Texto de origen.
+++

Henry James, en la grieta entre Europa y América
El gran novelista fue un excepcional testigo de la crisis del viejo mundo y la emergencia de una sociedad más igualitaria
Ya casi al final de El comienzo de la madurez Henry James se ocupa de un encuentro con Louisa Lady Waterford, una fascinante dama de la vieja aristocracia. Se refiere a ella en términos de una rendida admiración, deslumbrado por el preciso y finísimo conocimiento que tiene de la paleta de los venecianos y de otros maestros como Tiziano y Rubens, y se vanagloria de haber llegado a tiempo para conocer los restos del viejo orden, lo que aún quedaba de ese Ancien Régime que liquidó la Revolución francesa. Lady Waterford es una de las últimas supervivientes de un mundo donde una mujer como ella podía alcanzar “tales alturas en el aliento extático de la sabiduría”.
El comienzo de la madurez reúne en menos de un centenar de páginas los recuerdos que Henry James conserva de sus primeras impresiones en Inglaterra tras desembarcar en Liverpool en 1870 y es, también, una reconstrucción del final de la juventud: estaba a punto de cumplir 26 años. No tarda en instalarse en Londres y se ocupa, página tras página, de describir una “perfecta felicidad”, la que deriva de tener a su disposición toda la inabarcable sofisticación y complejidad de la vieja Europa. Y es por eso por lo que se entienden tan bien las palabras que dedica a aquellos que casi un siglo después han sobrevivido, como Lady Waterford, a los embates de la historia: “Era como si hubieran llegado hasta el borde mismo del terreno que pronto empezaría a desmoronarse bajo sus pies; y aun así, lo hacían mirando más allá, siempre sin dejar de mirar y mirar, con una confianza en la que no se traslucía ningún temor”.

+++

Información proporcionada.
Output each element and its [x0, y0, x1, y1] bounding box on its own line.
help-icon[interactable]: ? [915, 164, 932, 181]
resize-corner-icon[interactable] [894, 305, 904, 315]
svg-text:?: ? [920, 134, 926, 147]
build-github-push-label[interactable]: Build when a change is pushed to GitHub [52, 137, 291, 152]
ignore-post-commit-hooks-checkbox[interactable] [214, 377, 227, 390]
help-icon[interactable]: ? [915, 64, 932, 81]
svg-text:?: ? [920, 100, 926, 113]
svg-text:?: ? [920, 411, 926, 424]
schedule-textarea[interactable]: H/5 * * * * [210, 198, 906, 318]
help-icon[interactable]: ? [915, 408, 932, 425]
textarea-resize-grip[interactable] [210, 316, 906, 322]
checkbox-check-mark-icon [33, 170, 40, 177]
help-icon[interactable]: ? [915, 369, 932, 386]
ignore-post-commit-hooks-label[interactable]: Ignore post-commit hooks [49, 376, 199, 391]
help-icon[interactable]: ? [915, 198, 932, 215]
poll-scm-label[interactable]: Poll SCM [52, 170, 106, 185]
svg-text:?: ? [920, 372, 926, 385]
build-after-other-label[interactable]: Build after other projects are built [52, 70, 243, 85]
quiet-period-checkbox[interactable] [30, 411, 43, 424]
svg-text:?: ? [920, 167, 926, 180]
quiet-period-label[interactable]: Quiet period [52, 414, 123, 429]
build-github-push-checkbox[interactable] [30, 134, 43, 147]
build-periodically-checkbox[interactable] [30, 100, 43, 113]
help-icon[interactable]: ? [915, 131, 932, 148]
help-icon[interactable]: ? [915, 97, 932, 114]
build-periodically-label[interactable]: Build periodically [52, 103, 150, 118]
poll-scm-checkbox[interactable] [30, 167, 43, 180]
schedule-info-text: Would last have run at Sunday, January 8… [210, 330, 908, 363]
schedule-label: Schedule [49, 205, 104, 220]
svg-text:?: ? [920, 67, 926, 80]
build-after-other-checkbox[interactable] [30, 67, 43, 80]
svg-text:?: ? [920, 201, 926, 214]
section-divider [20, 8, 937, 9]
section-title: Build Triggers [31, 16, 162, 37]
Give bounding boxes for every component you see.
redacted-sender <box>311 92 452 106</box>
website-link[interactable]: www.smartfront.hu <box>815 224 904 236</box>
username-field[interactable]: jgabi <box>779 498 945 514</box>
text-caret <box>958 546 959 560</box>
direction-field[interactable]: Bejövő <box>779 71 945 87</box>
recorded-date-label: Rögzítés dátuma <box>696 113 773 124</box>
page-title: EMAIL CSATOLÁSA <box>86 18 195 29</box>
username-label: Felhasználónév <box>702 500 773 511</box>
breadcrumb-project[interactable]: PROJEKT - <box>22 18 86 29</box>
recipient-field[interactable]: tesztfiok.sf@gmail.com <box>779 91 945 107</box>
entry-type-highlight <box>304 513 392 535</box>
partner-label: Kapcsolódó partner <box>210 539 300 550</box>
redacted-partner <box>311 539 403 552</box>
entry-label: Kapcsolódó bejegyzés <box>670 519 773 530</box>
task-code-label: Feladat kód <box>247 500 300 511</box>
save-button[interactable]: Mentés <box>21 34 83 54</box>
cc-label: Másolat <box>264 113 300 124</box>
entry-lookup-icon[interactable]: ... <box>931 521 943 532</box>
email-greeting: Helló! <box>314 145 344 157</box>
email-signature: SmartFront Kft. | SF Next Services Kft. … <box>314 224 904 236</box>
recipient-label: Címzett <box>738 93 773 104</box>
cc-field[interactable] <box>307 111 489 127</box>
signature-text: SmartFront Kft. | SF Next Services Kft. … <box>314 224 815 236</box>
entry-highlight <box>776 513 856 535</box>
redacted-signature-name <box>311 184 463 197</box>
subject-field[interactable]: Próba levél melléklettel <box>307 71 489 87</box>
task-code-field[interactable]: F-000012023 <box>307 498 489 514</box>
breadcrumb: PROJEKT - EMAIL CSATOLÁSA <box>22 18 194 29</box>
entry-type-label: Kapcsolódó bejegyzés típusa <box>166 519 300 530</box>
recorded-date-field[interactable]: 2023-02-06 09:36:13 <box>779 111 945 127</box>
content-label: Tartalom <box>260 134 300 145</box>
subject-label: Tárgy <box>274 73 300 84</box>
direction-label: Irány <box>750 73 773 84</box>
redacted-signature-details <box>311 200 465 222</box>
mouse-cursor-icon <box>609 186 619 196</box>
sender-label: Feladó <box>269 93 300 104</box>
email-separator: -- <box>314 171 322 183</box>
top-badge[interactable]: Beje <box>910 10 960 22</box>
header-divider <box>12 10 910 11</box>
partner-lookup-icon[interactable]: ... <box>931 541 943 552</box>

+++

Enunciado de la tarea. ¿Cómo seguiría el texto sobre Henry James y la vieja Europa después de su última frase? Continúalo a partir de ahí.

Resultado.
Está viendo cómo, con ese ademán impasible propio de la nobleza, el viejo mundo se está yendo definitivamente al garete, ese refinado mundo que siempre había querido conquistar como el mayor de los tesoros. Y Henry James está ahí para contarlo. En buena medida toda su obra puede leerse apuntando a esa crisis profunda que le toca vivir, la de una sociedad que se derrumba, la de otra que amanece todavía sin unas formas demasiado precisas. En Londres el joven James va recalando en un par de cuartos sombríos, pero celebra ir conociendo a un montón de personas a las que, confiesa, no les llega ni siquiera a los tobillos y que, sin ellas, nunca habría descubierto su inmenso despiste. El de haber tenido que llegar a Londres para enterarse, “en el colmo del absurdo”, que estaban sucediendo cosas interesantes en América. Es ahí donde está surgiendo ese nuevo mundo que, a la larga, va a cambiar de verdad las cosas.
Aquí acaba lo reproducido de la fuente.